## Written exercise
Gather the lines from the material that contain "пойме".

◇ ◇ ◇ ◇

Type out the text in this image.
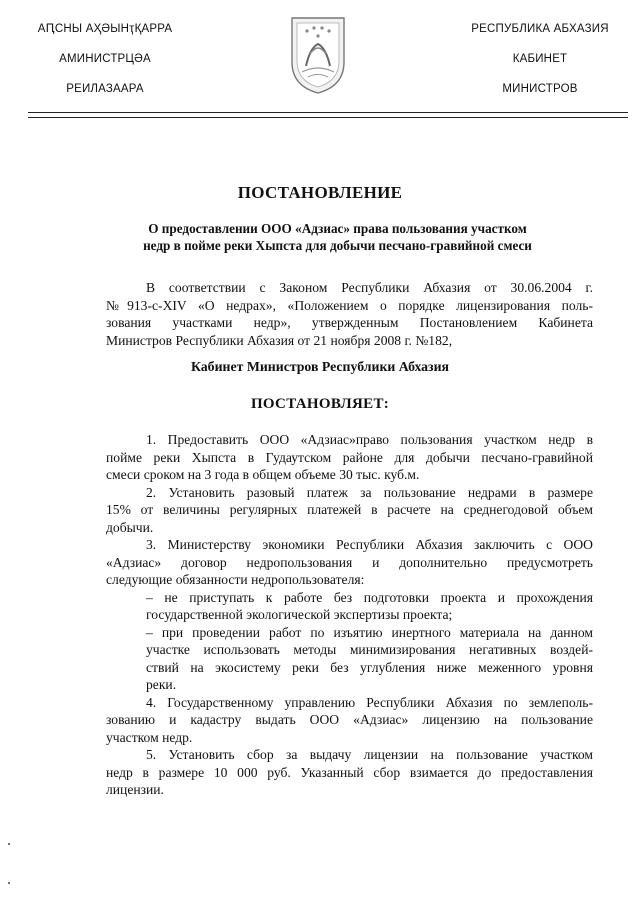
АԤСНЫ АҲӘЫНҭҚАРРА
АМИНИСТРЦӘА
РЕИЛАЗААРА
РЕСПУБЛИКА АБХАЗИЯ
КАБИНЕТ
МИНИСТРОВ
ПОСТАНОВЛЕНИЕ
О предоставлении ООО «Адзиас» права пользования участком
недр в пойме реки Хыпста для добычи песчано-гравийной смеси
В соответствии с Законом Республики Абхазия от 30.06.2004 г.
№913-с-XIV «О недрах», «Положением о порядке лицензирования поль-
зования участками недр», утвержденным Постановлением Кабинета
Министров Республики Абхазия от 21 ноября 2008 г. №182,
Кабинет Министров Республики Абхазия
ПОСТАНОВЛЯЕТ:
1. Предоставить ООО «Адзиас»право пользования участком недр в
пойме реки Хыпста в Гудаутском районе для добычи песчано-гравийной
смеси сроком на 3 года в общем объеме 30 тыс. куб.м.
2. Установить разовый платеж за пользование недрами в размере
15% от величины регулярных платежей в расчете на среднегодовой объем
добычи.
3. Министерству экономики Республики Абхазия заключить с ООО
«Адзиас» договор недропользования и дополнительно предусмотреть
следующие обязанности недропользователя:
– не приступать к работе без подготовки проекта и прохождения
государственной экологической экспертизы проекта;
– при проведении работ по изъятию инертного материала на данном
участке использовать методы минимизирования негативных воздей-
ствий на экосистему реки без углубления ниже меженного уровня
реки.
4. Государственному управлению Республики Абхазия по землеполь-
зованию и кадастру выдать ООО «Адзиас» лицензию на пользование
участком недр.
5. Установить сбор за выдачу лицензии на пользование участком
недр в размере 10 000 руб. Указанный сбор взимается до предоставления
лицензии.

◇ ◇ ◇ ◇

## Final result
недр в пойме реки Хыпста для добычи песчано-гравийной смеси
пойме реки Хыпста в Гудаутском районе для добычи песчано-гравийной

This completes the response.